Only the number is wanted: how many lines contain the word "glyph"?

Stored data entries:
[Start]

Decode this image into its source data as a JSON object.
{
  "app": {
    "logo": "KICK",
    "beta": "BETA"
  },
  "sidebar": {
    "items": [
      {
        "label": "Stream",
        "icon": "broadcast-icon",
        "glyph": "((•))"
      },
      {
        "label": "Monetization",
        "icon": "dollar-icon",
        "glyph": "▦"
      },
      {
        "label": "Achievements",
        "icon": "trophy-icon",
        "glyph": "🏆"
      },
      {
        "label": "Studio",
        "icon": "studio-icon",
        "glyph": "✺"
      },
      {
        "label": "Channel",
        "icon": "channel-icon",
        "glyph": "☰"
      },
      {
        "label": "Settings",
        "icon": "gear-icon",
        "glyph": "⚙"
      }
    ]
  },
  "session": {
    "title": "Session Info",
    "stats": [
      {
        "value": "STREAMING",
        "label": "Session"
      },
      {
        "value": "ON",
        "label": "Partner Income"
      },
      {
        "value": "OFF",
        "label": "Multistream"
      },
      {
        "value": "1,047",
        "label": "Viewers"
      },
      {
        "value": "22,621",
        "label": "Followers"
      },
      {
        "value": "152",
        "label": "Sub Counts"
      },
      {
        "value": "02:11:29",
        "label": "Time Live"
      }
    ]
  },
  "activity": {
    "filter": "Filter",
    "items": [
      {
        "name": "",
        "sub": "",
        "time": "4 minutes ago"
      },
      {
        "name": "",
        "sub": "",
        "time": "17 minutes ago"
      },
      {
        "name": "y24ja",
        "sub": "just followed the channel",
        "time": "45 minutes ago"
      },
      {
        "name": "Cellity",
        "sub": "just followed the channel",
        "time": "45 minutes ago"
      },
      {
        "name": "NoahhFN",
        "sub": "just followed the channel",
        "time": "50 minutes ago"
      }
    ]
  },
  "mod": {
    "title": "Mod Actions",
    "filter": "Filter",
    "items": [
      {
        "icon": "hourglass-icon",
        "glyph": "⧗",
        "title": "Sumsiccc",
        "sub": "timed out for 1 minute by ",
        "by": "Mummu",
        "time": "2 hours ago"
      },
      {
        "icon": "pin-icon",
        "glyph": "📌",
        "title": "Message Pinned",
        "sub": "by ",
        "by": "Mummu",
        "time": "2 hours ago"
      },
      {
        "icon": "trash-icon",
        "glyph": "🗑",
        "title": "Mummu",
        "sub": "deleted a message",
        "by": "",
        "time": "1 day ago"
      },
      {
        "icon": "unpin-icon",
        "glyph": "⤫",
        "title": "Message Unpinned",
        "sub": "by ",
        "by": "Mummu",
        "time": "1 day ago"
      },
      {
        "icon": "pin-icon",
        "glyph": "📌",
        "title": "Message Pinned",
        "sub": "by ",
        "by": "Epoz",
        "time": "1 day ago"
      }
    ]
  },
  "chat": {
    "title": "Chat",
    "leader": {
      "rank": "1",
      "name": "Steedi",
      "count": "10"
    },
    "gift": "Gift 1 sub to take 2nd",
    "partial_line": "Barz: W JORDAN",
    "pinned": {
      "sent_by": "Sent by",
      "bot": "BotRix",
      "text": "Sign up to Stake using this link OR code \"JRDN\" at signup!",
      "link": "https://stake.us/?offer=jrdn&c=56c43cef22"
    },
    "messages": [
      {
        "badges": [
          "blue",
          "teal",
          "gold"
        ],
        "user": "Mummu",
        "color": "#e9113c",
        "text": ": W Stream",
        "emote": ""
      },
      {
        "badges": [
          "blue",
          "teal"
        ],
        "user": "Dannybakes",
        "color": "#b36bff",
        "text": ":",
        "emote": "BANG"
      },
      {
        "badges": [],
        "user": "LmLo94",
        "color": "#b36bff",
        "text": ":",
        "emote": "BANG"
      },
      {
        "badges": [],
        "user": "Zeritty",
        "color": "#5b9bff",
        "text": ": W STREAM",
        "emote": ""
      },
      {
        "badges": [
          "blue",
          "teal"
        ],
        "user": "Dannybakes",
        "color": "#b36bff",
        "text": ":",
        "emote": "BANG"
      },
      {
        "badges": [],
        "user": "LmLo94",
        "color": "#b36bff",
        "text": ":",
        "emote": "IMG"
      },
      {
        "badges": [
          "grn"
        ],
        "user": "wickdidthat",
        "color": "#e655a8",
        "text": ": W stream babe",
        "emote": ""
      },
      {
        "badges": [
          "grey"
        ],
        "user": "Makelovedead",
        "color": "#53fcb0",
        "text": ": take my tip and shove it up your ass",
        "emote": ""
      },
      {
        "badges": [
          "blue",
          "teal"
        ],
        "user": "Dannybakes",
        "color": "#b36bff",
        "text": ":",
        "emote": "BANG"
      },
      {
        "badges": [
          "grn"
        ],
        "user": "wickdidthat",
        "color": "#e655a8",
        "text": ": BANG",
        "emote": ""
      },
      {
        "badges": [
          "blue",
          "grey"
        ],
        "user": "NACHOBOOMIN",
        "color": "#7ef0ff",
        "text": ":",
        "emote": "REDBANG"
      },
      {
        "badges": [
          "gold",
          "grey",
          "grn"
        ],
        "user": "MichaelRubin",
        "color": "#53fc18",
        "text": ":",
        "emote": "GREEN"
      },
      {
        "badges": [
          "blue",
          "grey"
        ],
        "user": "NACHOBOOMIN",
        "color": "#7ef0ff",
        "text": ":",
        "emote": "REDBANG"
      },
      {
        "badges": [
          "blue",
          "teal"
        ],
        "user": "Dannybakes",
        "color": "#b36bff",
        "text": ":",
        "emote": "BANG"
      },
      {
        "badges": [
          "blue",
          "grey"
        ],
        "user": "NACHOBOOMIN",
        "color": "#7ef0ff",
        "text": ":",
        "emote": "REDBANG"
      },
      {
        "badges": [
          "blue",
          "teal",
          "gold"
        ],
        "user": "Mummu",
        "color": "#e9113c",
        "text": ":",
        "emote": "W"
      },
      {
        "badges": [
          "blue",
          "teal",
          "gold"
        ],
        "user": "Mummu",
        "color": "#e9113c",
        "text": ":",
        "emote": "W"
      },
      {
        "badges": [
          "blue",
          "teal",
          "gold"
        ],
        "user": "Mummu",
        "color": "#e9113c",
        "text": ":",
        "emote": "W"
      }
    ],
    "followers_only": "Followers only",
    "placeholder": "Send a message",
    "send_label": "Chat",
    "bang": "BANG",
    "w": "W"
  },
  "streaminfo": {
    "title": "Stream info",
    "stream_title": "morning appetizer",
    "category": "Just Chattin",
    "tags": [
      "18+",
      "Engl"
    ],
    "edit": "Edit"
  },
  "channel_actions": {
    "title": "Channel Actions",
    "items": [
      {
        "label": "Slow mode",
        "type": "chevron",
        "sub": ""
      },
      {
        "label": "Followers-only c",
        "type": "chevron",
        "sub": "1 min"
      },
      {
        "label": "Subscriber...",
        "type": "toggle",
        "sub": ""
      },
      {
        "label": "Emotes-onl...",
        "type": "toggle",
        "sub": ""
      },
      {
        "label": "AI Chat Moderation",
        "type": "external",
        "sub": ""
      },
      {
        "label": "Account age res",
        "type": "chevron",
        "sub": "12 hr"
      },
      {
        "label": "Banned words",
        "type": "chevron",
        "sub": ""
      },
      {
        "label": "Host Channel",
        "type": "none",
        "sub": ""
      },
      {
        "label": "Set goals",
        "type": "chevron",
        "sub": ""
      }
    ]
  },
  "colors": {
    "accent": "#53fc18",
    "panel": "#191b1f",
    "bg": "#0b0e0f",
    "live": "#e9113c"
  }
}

[End]

#### THE OUTPUT
11